Check each line of the entries below for the string "yìng"; copy every line where it appears.
═══ Entries supplied ═══
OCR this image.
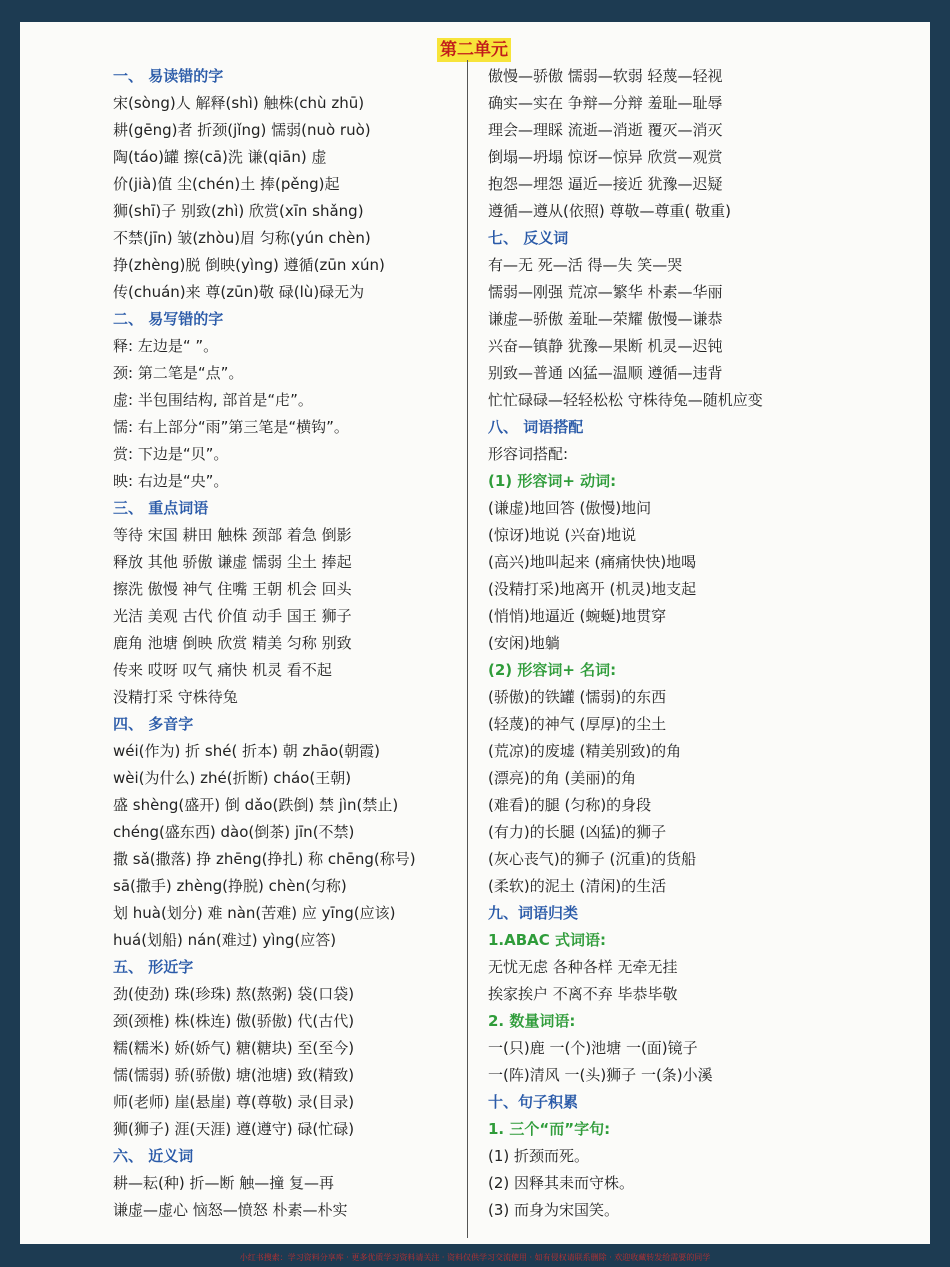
第二单元
一、 易读错的字
宋(sòng)人 解释(shì) 触株(chù zhū)
耕(gēng)者 折颈(jǐng) 懦弱(nuò ruò)
陶(táo)罐 擦(cā)洗 谦(qiān) 虚
价(jià)值 尘(chén)土 捧(pěng)起
狮(shī)子 别致(zhì) 欣赏(xīn shǎng)
不禁(jīn) 皱(zhòu)眉 匀称(yún chèn)
挣(zhèng)脱 倒映(yìng) 遵循(zūn xún)
传(chuán)来 尊(zūn)敬 碌(lù)碌无为
二、 易写错的字
释: 左边是“ ”。
颈: 第二笔是“点”。
虚: 半包围结构, 部首是“虍”。
懦: 右上部分“雨”第三笔是“横钩”。
赏: 下边是“贝”。
映: 右边是“央”。
三、 重点词语
等待 宋国 耕田 触株 颈部 着急 倒影
释放 其他 骄傲 谦虚 懦弱 尘土 捧起
擦洗 傲慢 神气 住嘴 王朝 机会 回头
光洁 美观 古代 价值 动手 国王 狮子
鹿角 池塘 倒映 欣赏 精美 匀称 别致
传来 哎呀 叹气 痛快 机灵 看不起
没精打采 守株待兔
四、 多音字
wéi(作为) 折 shé( 折本) 朝 zhāo(朝霞)
wèi(为什么) zhé(折断) cháo(王朝)
盛 shèng(盛开) 倒 dǎo(跌倒) 禁 jìn(禁止)
chéng(盛东西) dào(倒茶) jīn(不禁)
撒 sǎ(撒落) 挣 zhēng(挣扎) 称 chēng(称号)
sā(撒手) zhèng(挣脱) chèn(匀称)
划 huà(划分) 难 nàn(苦难) 应 yīng(应该)
huá(划船) nán(难过) yìng(应答)
五、 形近字
劲(使劲) 珠(珍珠) 熬(熬粥) 袋(口袋)
颈(颈椎) 株(株连) 傲(骄傲) 代(古代)
糯(糯米) 娇(娇气) 糖(糖块) 至(至今)
懦(懦弱) 骄(骄傲) 塘(池塘) 致(精致)
师(老师) 崖(悬崖) 尊(尊敬) 录(目录)
狮(狮子) 涯(天涯) 遵(遵守) 碌(忙碌)
六、 近义词
耕—耘(种) 折—断 触—撞 复—再
谦虚—虚心 恼怒—愤怒 朴素—朴实
傲慢—骄傲 懦弱—软弱 轻蔑—轻视
确实—实在 争辩—分辩 羞耻—耻辱
理会—理睬 流逝—消逝 覆灭—消灭
倒塌—坍塌 惊讶—惊异 欣赏—观赏
抱怨—埋怨 逼近—接近 犹豫—迟疑
遵循—遵从(依照) 尊敬—尊重( 敬重)
七、 反义词
有—无 死—活 得—失 笑—哭
懦弱—刚强 荒凉—繁华 朴素—华丽
谦虚—骄傲 羞耻—荣耀 傲慢—谦恭
兴奋—镇静 犹豫—果断 机灵—迟钝
别致—普通 凶猛—温顺 遵循—违背
忙忙碌碌—轻轻松松 守株待兔—随机应变
八、 词语搭配
形容词搭配:
(1) 形容词+ 动词:
(谦虚)地回答 (傲慢)地问
(惊讶)地说 (兴奋)地说
(高兴)地叫起来 (痛痛快快)地喝
(没精打采)地离开 (机灵)地支起
(悄悄)地逼近 (蜿蜒)地贯穿
(安闲)地躺
(2) 形容词+ 名词:
(骄傲)的铁罐 (懦弱)的东西
(轻蔑)的神气 (厚厚)的尘土
(荒凉)的废墟 (精美别致)的角
(漂亮)的角 (美丽)的角
(难看)的腿 (匀称)的身段
(有力)的长腿 (凶猛)的狮子
(灰心丧气)的狮子 (沉重)的货船
(柔软)的泥土 (清闲)的生活
九、词语归类
1.ABAC 式词语:
无忧无虑 各种各样 无牵无挂
挨家挨户 不离不弃 毕恭毕敬
2. 数量词语:
一(只)鹿 一(个)池塘 一(面)镜子
一(阵)清风 一(头)狮子 一(条)小溪
十、句子积累
1. 三个“而”字句:
(1) 折颈而死。
(2) 因释其耒而守株。
(3) 而身为宋国笑。
小红书搜索：学习资料分享库 · 更多优质学习资料请关注 · 资料仅供学习交流使用 · 如有侵权请联系删除 · 欢迎收藏转发给需要的同学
═══
• _The answer_:
挣(zhèng)脱 倒映(yìng) 遵循(zūn xún)
huá(划船) nán(难过) yìng(应答)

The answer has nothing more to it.